◆ TASK TO COMPLETE: Copy out each line exactly as it appears.

>> begin THE DATA

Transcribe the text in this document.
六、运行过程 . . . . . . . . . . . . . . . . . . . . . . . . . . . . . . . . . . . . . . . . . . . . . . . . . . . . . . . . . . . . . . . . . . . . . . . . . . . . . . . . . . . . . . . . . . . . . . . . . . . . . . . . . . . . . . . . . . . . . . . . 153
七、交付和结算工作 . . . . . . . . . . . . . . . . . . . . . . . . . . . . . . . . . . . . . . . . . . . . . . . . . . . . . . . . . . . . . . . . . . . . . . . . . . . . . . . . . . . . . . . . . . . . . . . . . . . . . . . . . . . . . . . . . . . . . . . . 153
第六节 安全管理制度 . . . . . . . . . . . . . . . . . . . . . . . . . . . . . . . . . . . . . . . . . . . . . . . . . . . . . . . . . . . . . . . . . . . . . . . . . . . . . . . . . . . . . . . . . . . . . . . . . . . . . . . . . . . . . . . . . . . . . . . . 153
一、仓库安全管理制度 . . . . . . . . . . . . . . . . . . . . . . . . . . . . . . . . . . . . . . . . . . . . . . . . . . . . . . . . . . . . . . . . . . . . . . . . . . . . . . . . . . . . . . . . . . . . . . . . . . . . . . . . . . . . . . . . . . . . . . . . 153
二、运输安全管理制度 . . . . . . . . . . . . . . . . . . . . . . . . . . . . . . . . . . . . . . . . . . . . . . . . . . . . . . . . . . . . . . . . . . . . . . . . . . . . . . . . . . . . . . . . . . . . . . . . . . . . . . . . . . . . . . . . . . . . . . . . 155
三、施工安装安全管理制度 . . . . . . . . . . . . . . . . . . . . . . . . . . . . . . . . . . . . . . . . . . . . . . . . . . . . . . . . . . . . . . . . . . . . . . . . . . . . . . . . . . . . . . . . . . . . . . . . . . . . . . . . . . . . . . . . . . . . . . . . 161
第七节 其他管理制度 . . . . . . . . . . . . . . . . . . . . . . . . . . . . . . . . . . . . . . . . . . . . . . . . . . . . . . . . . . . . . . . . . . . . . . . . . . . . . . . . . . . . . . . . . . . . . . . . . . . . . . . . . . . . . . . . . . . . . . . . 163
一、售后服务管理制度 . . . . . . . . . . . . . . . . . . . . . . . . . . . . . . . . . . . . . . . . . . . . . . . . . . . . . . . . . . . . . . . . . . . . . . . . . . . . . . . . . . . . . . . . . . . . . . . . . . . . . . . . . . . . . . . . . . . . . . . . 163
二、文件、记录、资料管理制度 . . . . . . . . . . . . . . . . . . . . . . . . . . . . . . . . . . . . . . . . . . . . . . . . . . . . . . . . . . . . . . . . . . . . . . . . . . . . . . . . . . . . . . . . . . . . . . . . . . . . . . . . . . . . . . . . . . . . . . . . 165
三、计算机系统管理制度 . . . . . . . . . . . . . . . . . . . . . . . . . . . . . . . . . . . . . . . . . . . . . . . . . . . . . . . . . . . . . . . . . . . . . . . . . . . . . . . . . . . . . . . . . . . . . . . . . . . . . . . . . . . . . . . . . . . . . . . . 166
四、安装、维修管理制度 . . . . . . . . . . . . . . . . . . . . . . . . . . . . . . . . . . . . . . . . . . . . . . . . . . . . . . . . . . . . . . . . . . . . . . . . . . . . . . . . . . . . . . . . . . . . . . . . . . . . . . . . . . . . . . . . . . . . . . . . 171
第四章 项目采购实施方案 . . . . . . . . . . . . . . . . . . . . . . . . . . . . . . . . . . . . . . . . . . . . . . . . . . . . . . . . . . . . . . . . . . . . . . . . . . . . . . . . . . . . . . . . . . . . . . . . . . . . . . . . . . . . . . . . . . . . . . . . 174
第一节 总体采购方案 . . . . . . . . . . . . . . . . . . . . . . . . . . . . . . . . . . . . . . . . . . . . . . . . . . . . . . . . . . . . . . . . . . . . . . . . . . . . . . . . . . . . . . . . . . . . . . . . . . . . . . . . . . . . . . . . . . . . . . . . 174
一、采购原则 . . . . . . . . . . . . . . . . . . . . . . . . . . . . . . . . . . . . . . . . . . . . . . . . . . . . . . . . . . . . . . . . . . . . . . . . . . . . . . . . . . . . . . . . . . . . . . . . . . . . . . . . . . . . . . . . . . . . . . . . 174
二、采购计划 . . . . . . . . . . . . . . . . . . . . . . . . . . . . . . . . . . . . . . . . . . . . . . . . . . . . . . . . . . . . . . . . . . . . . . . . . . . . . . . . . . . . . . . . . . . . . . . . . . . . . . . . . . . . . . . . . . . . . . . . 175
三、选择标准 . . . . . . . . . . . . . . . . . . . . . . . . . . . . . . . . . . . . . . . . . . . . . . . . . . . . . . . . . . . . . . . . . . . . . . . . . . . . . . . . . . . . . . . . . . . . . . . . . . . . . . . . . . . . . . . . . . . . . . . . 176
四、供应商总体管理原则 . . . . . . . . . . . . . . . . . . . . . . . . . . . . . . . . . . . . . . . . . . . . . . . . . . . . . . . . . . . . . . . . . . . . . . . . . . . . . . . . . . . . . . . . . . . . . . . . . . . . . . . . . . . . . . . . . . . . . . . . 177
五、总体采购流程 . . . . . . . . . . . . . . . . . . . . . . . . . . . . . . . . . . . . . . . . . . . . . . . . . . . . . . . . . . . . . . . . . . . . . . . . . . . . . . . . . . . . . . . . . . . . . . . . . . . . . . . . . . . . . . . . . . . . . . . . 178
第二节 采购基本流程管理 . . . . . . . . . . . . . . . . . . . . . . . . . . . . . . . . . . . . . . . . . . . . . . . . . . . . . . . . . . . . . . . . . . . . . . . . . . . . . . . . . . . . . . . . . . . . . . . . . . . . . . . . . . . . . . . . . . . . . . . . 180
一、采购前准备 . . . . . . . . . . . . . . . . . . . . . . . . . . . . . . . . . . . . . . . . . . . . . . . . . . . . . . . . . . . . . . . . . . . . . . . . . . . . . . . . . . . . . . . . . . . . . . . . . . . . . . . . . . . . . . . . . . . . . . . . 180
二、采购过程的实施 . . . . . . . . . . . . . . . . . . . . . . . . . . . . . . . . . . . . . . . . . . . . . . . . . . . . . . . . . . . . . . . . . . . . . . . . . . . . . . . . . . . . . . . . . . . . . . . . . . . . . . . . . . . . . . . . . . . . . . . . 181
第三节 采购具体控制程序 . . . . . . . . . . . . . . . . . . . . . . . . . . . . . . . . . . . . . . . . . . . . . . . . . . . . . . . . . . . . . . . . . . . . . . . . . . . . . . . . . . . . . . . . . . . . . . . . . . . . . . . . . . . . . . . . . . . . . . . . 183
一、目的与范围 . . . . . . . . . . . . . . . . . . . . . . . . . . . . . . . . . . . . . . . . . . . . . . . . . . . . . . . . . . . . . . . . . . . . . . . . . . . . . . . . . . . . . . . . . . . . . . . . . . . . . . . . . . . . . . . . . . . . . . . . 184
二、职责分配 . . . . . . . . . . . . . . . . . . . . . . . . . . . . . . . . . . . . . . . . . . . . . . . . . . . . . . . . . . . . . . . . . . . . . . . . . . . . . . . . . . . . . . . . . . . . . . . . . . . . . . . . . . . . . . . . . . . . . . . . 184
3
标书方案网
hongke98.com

>> end THE DATA

◆ IN RESPONSE:
Transcribe the text in this document.
六、运行过程 . . . . . . . . . . . . . . . . . . . . . . . . . . . . . . . . . . . . . . . . . . . . . . . . . . . . . . . . . . . . . . . . . . . . . . . . . . . . . . . . . . . . . . . . . . . . . . . . . . . . . . . . . . . . . . . . . . . . . . . . 153
七、交付和结算工作 . . . . . . . . . . . . . . . . . . . . . . . . . . . . . . . . . . . . . . . . . . . . . . . . . . . . . . . . . . . . . . . . . . . . . . . . . . . . . . . . . . . . . . . . . . . . . . . . . . . . . . . . . . . . . . . . . . . . . . . . 153
第六节 安全管理制度 . . . . . . . . . . . . . . . . . . . . . . . . . . . . . . . . . . . . . . . . . . . . . . . . . . . . . . . . . . . . . . . . . . . . . . . . . . . . . . . . . . . . . . . . . . . . . . . . . . . . . . . . . . . . . . . . . . . . . . . . 153
一、仓库安全管理制度 . . . . . . . . . . . . . . . . . . . . . . . . . . . . . . . . . . . . . . . . . . . . . . . . . . . . . . . . . . . . . . . . . . . . . . . . . . . . . . . . . . . . . . . . . . . . . . . . . . . . . . . . . . . . . . . . . . . . . . . . 153
二、运输安全管理制度 . . . . . . . . . . . . . . . . . . . . . . . . . . . . . . . . . . . . . . . . . . . . . . . . . . . . . . . . . . . . . . . . . . . . . . . . . . . . . . . . . . . . . . . . . . . . . . . . . . . . . . . . . . . . . . . . . . . . . . . . 155
三、施工安装安全管理制度 . . . . . . . . . . . . . . . . . . . . . . . . . . . . . . . . . . . . . . . . . . . . . . . . . . . . . . . . . . . . . . . . . . . . . . . . . . . . . . . . . . . . . . . . . . . . . . . . . . . . . . . . . . . . . . . . . . . . . . . . 161
第七节 其他管理制度 . . . . . . . . . . . . . . . . . . . . . . . . . . . . . . . . . . . . . . . . . . . . . . . . . . . . . . . . . . . . . . . . . . . . . . . . . . . . . . . . . . . . . . . . . . . . . . . . . . . . . . . . . . . . . . . . . . . . . . . . 163
一、售后服务管理制度 . . . . . . . . . . . . . . . . . . . . . . . . . . . . . . . . . . . . . . . . . . . . . . . . . . . . . . . . . . . . . . . . . . . . . . . . . . . . . . . . . . . . . . . . . . . . . . . . . . . . . . . . . . . . . . . . . . . . . . . . 163
二、文件、记录、资料管理制度 . . . . . . . . . . . . . . . . . . . . . . . . . . . . . . . . . . . . . . . . . . . . . . . . . . . . . . . . . . . . . . . . . . . . . . . . . . . . . . . . . . . . . . . . . . . . . . . . . . . . . . . . . . . . . . . . . . . . . . . . 165
三、计算机系统管理制度 . . . . . . . . . . . . . . . . . . . . . . . . . . . . . . . . . . . . . . . . . . . . . . . . . . . . . . . . . . . . . . . . . . . . . . . . . . . . . . . . . . . . . . . . . . . . . . . . . . . . . . . . . . . . . . . . . . . . . . . . 166
四、安装、维修管理制度 . . . . . . . . . . . . . . . . . . . . . . . . . . . . . . . . . . . . . . . . . . . . . . . . . . . . . . . . . . . . . . . . . . . . . . . . . . . . . . . . . . . . . . . . . . . . . . . . . . . . . . . . . . . . . . . . . . . . . . . . 171
第四章 项目采购实施方案 . . . . . . . . . . . . . . . . . . . . . . . . . . . . . . . . . . . . . . . . . . . . . . . . . . . . . . . . . . . . . . . . . . . . . . . . . . . . . . . . . . . . . . . . . . . . . . . . . . . . . . . . . . . . . . . . . . . . . . . . 174
第一节 总体采购方案 . . . . . . . . . . . . . . . . . . . . . . . . . . . . . . . . . . . . . . . . . . . . . . . . . . . . . . . . . . . . . . . . . . . . . . . . . . . . . . . . . . . . . . . . . . . . . . . . . . . . . . . . . . . . . . . . . . . . . . . . 174
一、采购原则 . . . . . . . . . . . . . . . . . . . . . . . . . . . . . . . . . . . . . . . . . . . . . . . . . . . . . . . . . . . . . . . . . . . . . . . . . . . . . . . . . . . . . . . . . . . . . . . . . . . . . . . . . . . . . . . . . . . . . . . . 174
二、采购计划 . . . . . . . . . . . . . . . . . . . . . . . . . . . . . . . . . . . . . . . . . . . . . . . . . . . . . . . . . . . . . . . . . . . . . . . . . . . . . . . . . . . . . . . . . . . . . . . . . . . . . . . . . . . . . . . . . . . . . . . . 175
三、选择标准 . . . . . . . . . . . . . . . . . . . . . . . . . . . . . . . . . . . . . . . . . . . . . . . . . . . . . . . . . . . . . . . . . . . . . . . . . . . . . . . . . . . . . . . . . . . . . . . . . . . . . . . . . . . . . . . . . . . . . . . . 176
四、供应商总体管理原则 . . . . . . . . . . . . . . . . . . . . . . . . . . . . . . . . . . . . . . . . . . . . . . . . . . . . . . . . . . . . . . . . . . . . . . . . . . . . . . . . . . . . . . . . . . . . . . . . . . . . . . . . . . . . . . . . . . . . . . . . 177
五、总体采购流程 . . . . . . . . . . . . . . . . . . . . . . . . . . . . . . . . . . . . . . . . . . . . . . . . . . . . . . . . . . . . . . . . . . . . . . . . . . . . . . . . . . . . . . . . . . . . . . . . . . . . . . . . . . . . . . . . . . . . . . . . 178
第二节 采购基本流程管理 . . . . . . . . . . . . . . . . . . . . . . . . . . . . . . . . . . . . . . . . . . . . . . . . . . . . . . . . . . . . . . . . . . . . . . . . . . . . . . . . . . . . . . . . . . . . . . . . . . . . . . . . . . . . . . . . . . . . . . . . 180
一、采购前准备 . . . . . . . . . . . . . . . . . . . . . . . . . . . . . . . . . . . . . . . . . . . . . . . . . . . . . . . . . . . . . . . . . . . . . . . . . . . . . . . . . . . . . . . . . . . . . . . . . . . . . . . . . . . . . . . . . . . . . . . . 180
二、采购过程的实施 . . . . . . . . . . . . . . . . . . . . . . . . . . . . . . . . . . . . . . . . . . . . . . . . . . . . . . . . . . . . . . . . . . . . . . . . . . . . . . . . . . . . . . . . . . . . . . . . . . . . . . . . . . . . . . . . . . . . . . . . 181
第三节 采购具体控制程序 . . . . . . . . . . . . . . . . . . . . . . . . . . . . . . . . . . . . . . . . . . . . . . . . . . . . . . . . . . . . . . . . . . . . . . . . . . . . . . . . . . . . . . . . . . . . . . . . . . . . . . . . . . . . . . . . . . . . . . . . 183
一、目的与范围 . . . . . . . . . . . . . . . . . . . . . . . . . . . . . . . . . . . . . . . . . . . . . . . . . . . . . . . . . . . . . . . . . . . . . . . . . . . . . . . . . . . . . . . . . . . . . . . . . . . . . . . . . . . . . . . . . . . . . . . . 184
二、职责分配 . . . . . . . . . . . . . . . . . . . . . . . . . . . . . . . . . . . . . . . . . . . . . . . . . . . . . . . . . . . . . . . . . . . . . . . . . . . . . . . . . . . . . . . . . . . . . . . . . . . . . . . . . . . . . . . . . . . . . . . . 184
3
标书方案网
hongke98.com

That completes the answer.